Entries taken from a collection
***
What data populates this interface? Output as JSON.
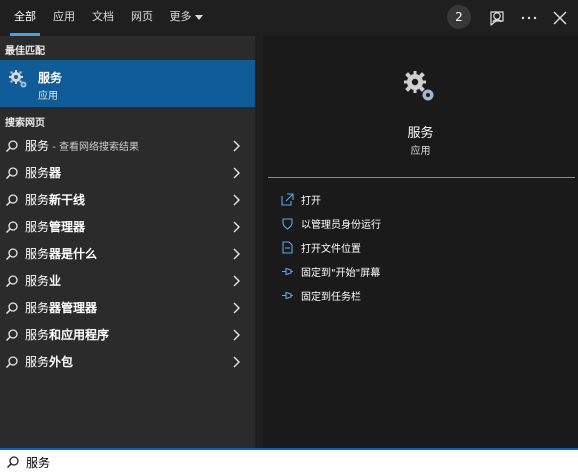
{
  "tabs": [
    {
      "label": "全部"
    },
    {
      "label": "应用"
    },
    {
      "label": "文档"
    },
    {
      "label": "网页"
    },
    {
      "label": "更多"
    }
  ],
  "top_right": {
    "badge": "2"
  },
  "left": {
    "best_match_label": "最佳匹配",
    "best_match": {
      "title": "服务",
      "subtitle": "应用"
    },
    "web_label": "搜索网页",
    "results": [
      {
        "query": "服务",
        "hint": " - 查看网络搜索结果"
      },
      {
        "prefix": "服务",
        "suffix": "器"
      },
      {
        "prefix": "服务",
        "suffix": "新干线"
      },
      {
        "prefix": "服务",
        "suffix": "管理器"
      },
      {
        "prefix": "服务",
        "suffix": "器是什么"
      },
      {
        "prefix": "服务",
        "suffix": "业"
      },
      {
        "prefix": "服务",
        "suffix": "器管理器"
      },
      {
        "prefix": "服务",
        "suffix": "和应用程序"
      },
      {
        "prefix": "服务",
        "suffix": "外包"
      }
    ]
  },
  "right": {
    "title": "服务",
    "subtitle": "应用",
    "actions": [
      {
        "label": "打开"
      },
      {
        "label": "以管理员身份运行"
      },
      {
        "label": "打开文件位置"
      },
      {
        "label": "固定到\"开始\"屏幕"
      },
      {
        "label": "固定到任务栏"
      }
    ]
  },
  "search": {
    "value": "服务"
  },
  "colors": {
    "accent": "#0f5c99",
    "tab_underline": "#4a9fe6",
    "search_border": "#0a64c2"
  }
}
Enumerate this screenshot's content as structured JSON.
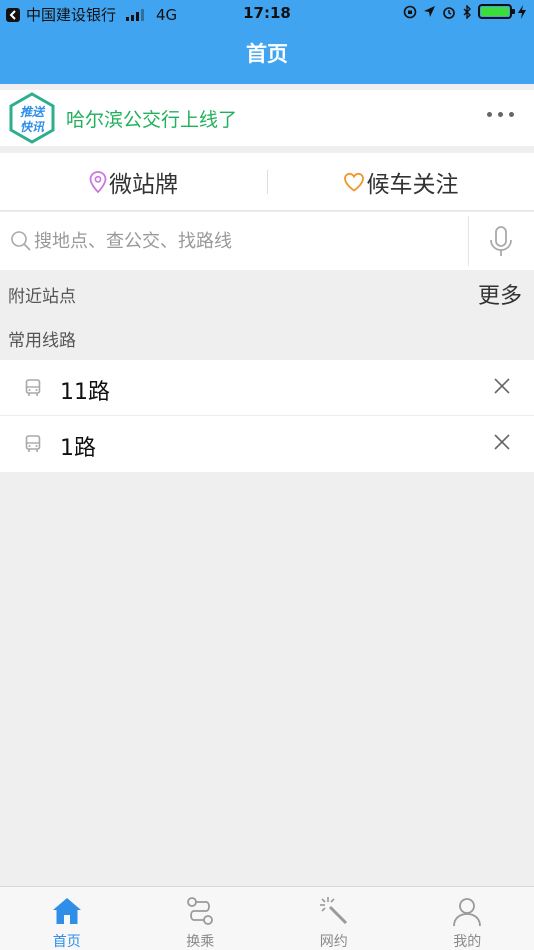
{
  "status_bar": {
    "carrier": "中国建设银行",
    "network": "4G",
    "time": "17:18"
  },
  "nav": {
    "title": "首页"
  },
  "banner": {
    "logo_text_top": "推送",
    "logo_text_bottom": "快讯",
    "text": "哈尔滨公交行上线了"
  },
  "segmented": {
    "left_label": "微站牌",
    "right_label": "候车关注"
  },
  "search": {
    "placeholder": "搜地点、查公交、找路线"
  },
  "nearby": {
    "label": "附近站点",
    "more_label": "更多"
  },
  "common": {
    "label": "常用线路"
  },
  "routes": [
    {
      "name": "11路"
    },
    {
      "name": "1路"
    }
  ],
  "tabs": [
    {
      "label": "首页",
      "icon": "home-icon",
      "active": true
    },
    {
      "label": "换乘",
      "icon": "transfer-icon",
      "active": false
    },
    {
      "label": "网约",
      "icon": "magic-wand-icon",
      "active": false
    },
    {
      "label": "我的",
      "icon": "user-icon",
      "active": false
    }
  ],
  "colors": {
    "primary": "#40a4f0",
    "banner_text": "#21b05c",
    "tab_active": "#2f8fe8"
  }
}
***
Which lines hold the word "suffix"? Copy every one of them.

        "suffix": "器"
        "suffix": "新干线"
        "suffix": "管理器"
        "suffix": "器是什么"
        "suffix": "业"
        "suffix": "器管理器"
        "suffix": "和应用程序"
        "suffix": "外包"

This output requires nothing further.